Every line that contains the word "Türkiye" should be copied out.

Data entries
******
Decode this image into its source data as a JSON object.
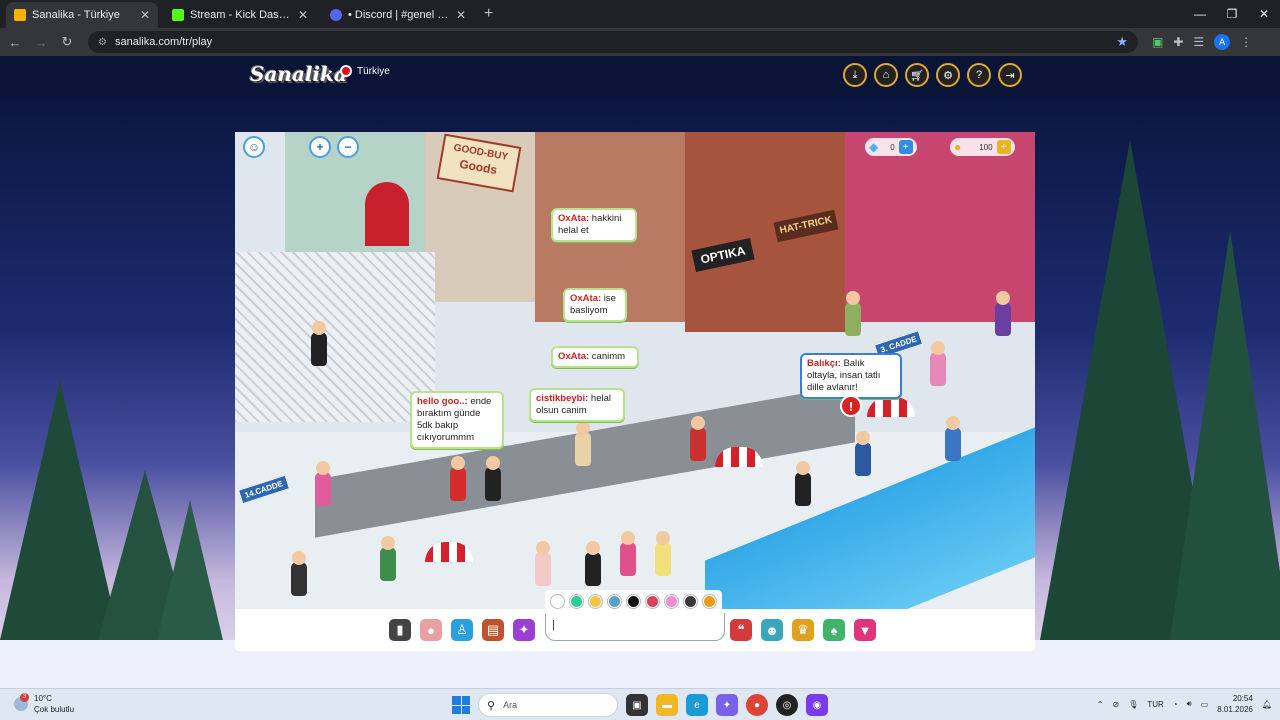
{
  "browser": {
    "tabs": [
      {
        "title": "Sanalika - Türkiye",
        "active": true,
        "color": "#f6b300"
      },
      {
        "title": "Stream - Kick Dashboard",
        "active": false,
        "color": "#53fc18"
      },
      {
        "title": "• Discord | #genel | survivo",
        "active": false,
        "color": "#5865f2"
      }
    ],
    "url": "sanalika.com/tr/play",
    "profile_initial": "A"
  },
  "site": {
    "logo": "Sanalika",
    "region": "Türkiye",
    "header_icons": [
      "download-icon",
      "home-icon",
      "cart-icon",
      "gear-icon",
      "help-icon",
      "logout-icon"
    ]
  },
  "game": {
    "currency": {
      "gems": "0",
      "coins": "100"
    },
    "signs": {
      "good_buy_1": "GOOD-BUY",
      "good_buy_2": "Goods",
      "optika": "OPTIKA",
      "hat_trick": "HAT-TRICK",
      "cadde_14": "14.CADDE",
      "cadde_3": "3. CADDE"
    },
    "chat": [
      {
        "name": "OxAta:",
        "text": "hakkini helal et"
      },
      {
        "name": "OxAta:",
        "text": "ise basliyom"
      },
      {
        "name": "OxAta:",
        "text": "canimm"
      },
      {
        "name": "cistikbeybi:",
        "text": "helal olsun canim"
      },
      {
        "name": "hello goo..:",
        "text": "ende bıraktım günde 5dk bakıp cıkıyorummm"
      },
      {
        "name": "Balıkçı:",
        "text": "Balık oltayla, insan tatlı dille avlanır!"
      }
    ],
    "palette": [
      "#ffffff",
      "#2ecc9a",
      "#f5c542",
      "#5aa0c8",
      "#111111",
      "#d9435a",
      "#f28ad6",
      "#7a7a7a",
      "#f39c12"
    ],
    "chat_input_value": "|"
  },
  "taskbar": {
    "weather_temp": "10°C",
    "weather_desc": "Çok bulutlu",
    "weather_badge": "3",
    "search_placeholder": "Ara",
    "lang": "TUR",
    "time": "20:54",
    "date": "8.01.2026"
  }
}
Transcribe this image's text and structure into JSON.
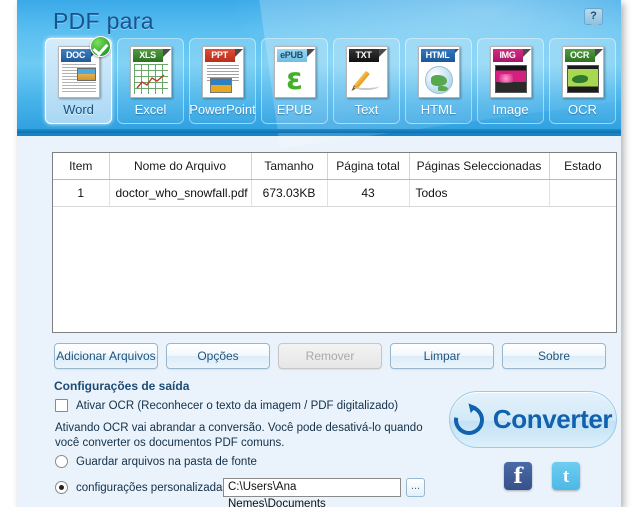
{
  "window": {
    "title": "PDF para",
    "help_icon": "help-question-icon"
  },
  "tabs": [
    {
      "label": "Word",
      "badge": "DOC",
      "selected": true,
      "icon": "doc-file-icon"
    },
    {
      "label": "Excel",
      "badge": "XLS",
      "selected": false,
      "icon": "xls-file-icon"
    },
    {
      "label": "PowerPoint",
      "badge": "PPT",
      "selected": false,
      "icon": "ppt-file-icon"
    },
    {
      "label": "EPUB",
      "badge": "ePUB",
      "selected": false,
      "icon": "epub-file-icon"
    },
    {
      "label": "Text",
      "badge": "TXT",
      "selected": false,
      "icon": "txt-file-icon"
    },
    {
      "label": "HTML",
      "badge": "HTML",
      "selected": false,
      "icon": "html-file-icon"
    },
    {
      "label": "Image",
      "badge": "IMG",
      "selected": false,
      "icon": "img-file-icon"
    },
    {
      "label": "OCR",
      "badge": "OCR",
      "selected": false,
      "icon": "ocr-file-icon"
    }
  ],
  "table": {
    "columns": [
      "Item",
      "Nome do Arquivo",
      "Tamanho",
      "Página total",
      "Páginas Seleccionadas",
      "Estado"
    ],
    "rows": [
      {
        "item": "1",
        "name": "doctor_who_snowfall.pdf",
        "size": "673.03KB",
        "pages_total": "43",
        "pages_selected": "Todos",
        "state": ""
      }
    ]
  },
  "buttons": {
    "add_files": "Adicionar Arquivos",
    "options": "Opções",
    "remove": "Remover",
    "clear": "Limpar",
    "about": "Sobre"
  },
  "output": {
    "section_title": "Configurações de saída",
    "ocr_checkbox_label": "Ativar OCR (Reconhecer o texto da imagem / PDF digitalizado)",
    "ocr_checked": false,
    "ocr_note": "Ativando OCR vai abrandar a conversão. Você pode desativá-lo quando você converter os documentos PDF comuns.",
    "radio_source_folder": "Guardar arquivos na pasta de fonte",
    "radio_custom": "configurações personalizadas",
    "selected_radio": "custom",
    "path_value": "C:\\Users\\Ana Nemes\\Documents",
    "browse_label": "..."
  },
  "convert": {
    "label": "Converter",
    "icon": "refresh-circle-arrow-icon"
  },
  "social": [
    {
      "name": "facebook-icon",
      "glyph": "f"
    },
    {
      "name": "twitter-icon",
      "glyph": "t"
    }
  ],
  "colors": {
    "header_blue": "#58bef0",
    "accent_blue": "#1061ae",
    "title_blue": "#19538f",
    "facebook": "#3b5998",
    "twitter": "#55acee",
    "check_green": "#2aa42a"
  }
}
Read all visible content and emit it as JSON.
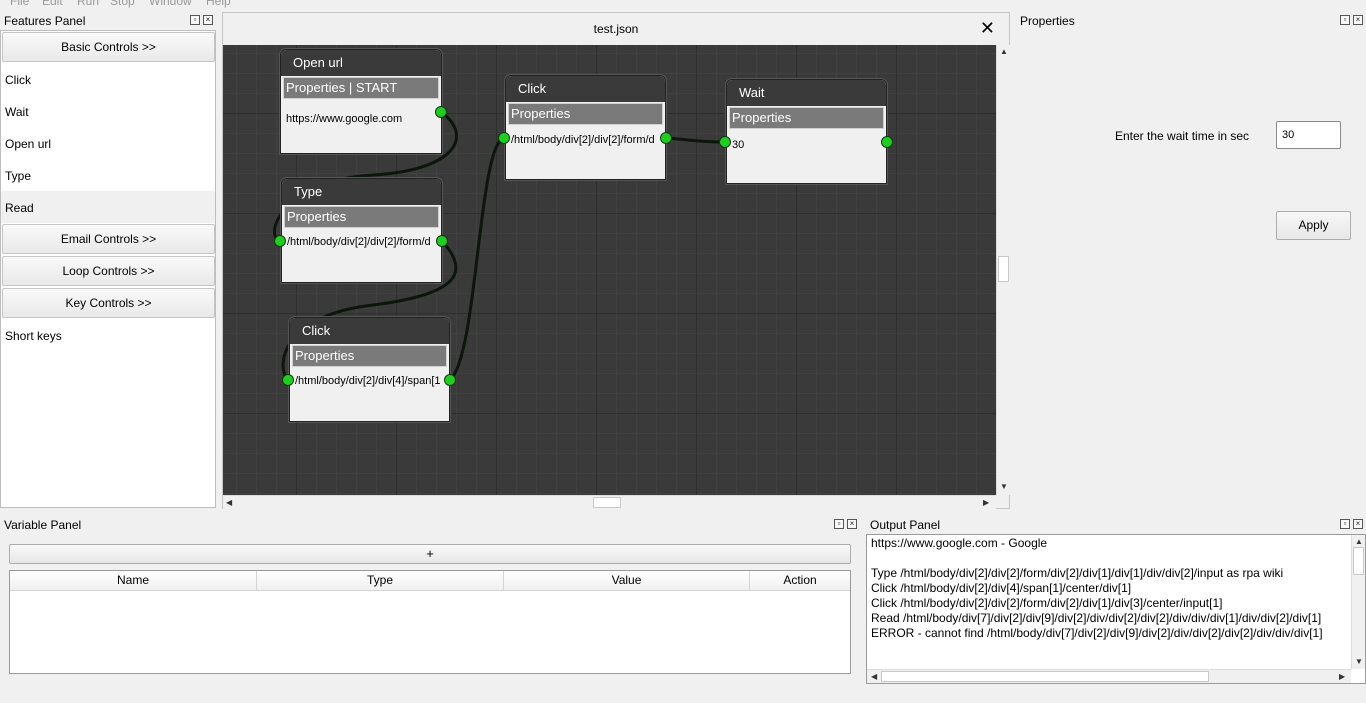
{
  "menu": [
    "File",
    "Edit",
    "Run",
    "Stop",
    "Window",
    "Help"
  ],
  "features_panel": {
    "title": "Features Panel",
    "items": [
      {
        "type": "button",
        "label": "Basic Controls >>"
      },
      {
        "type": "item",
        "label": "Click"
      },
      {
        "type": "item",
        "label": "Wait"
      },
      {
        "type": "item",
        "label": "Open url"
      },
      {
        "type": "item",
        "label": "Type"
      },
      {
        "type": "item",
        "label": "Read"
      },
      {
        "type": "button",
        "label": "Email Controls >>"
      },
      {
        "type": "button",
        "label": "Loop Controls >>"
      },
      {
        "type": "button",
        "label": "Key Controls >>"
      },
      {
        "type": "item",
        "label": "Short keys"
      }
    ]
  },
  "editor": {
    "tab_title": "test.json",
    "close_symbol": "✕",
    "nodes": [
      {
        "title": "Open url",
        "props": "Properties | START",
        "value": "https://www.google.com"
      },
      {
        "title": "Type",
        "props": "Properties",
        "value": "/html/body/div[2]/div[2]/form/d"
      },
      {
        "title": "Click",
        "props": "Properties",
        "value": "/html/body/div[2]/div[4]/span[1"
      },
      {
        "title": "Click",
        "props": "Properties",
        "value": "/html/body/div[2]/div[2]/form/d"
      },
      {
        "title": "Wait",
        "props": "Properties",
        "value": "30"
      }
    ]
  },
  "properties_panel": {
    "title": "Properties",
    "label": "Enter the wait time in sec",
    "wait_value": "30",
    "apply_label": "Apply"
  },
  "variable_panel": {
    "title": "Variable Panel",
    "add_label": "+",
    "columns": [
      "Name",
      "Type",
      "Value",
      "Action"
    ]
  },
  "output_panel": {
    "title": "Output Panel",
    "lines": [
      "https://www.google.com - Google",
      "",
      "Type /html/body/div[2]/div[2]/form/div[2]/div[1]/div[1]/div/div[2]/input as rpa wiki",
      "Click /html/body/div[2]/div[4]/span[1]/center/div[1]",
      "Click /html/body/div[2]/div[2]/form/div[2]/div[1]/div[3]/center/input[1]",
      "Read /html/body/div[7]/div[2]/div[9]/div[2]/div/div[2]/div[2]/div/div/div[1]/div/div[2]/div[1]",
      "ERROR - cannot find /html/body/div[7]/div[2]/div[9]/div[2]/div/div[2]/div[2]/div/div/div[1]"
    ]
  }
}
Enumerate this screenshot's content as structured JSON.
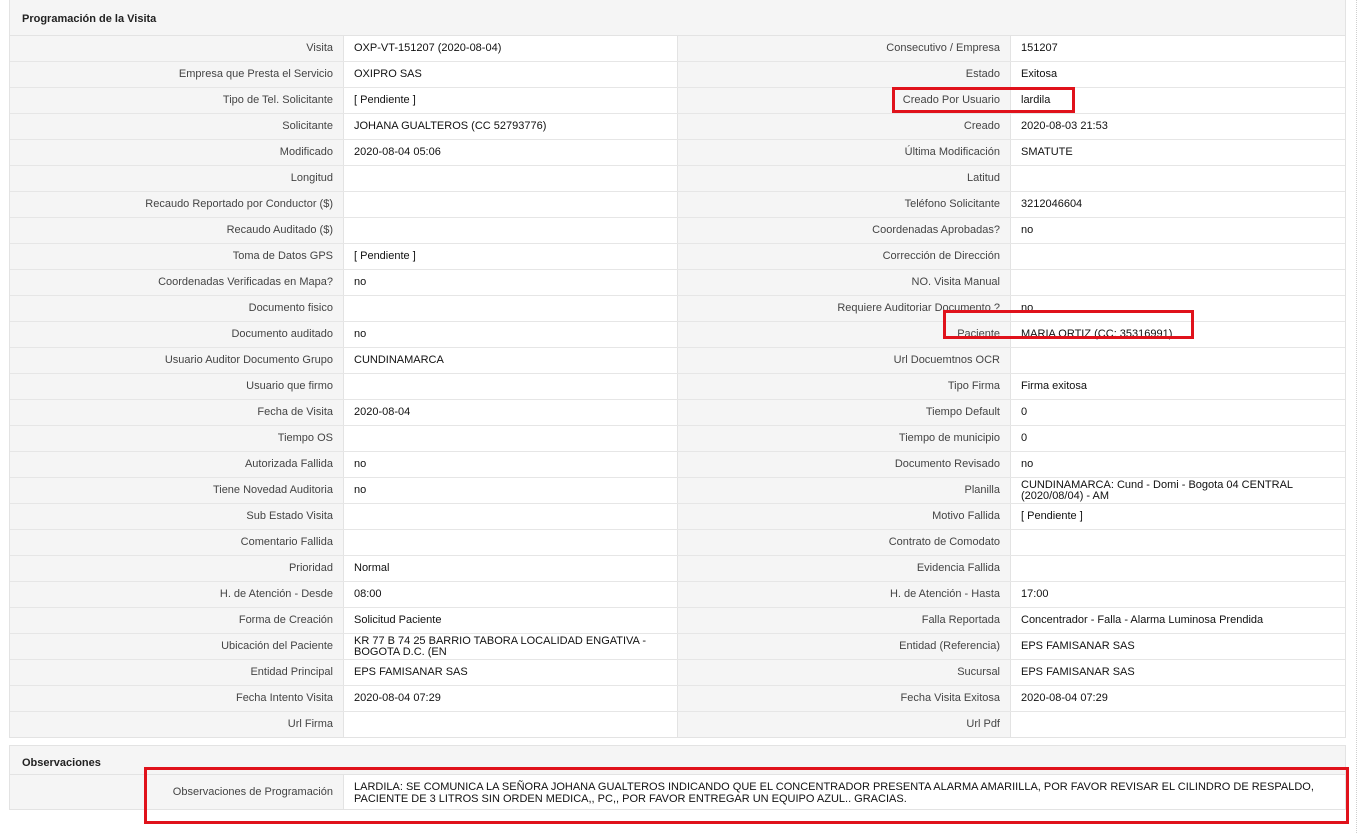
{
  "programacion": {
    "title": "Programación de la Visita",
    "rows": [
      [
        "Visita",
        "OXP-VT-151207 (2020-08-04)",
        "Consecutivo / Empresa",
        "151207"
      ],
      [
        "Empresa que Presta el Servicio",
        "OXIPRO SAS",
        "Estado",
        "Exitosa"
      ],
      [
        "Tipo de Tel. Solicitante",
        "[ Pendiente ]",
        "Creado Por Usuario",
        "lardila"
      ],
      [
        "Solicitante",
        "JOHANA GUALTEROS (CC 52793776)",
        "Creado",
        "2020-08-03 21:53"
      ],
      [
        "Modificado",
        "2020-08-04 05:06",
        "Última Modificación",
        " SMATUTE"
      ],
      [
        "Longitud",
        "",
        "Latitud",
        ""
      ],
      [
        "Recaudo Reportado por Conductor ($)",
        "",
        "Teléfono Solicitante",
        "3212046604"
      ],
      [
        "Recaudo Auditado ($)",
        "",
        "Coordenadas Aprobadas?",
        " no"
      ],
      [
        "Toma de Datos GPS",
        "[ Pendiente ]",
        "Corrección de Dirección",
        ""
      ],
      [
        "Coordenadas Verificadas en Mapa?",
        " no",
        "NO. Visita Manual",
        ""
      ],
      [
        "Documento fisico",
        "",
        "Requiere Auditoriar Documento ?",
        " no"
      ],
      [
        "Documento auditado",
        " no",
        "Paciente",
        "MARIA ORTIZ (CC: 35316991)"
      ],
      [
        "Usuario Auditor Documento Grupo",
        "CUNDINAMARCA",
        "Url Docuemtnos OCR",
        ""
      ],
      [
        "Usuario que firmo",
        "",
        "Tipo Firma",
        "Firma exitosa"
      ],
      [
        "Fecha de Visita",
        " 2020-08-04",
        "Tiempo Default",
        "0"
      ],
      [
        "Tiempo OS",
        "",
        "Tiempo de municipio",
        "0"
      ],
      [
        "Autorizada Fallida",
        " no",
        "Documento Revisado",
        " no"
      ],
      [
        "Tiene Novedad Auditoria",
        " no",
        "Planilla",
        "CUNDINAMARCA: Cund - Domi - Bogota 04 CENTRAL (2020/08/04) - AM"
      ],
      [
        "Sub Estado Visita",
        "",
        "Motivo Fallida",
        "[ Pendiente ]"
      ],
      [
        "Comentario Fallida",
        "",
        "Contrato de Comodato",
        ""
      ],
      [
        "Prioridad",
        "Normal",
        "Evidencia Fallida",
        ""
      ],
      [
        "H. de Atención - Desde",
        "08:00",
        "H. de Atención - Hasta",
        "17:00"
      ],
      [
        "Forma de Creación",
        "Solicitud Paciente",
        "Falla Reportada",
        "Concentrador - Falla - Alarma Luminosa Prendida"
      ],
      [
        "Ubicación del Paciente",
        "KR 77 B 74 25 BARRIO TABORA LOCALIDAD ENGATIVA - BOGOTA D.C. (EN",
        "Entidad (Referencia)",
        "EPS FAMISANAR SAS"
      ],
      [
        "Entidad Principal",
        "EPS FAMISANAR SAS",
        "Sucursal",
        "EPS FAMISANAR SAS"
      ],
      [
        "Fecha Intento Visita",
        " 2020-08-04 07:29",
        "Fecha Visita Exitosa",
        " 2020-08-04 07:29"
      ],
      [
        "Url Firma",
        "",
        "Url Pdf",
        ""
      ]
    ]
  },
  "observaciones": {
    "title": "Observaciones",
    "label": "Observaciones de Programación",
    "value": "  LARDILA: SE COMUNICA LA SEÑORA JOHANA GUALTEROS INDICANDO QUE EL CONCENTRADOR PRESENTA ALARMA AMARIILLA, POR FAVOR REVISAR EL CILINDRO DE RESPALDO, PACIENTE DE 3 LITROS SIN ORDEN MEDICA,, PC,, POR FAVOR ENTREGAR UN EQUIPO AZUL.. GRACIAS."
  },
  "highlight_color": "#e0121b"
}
******
» **Written answer**:
        "title": "Sanalika - Türkiye",
    "region": "Türkiye",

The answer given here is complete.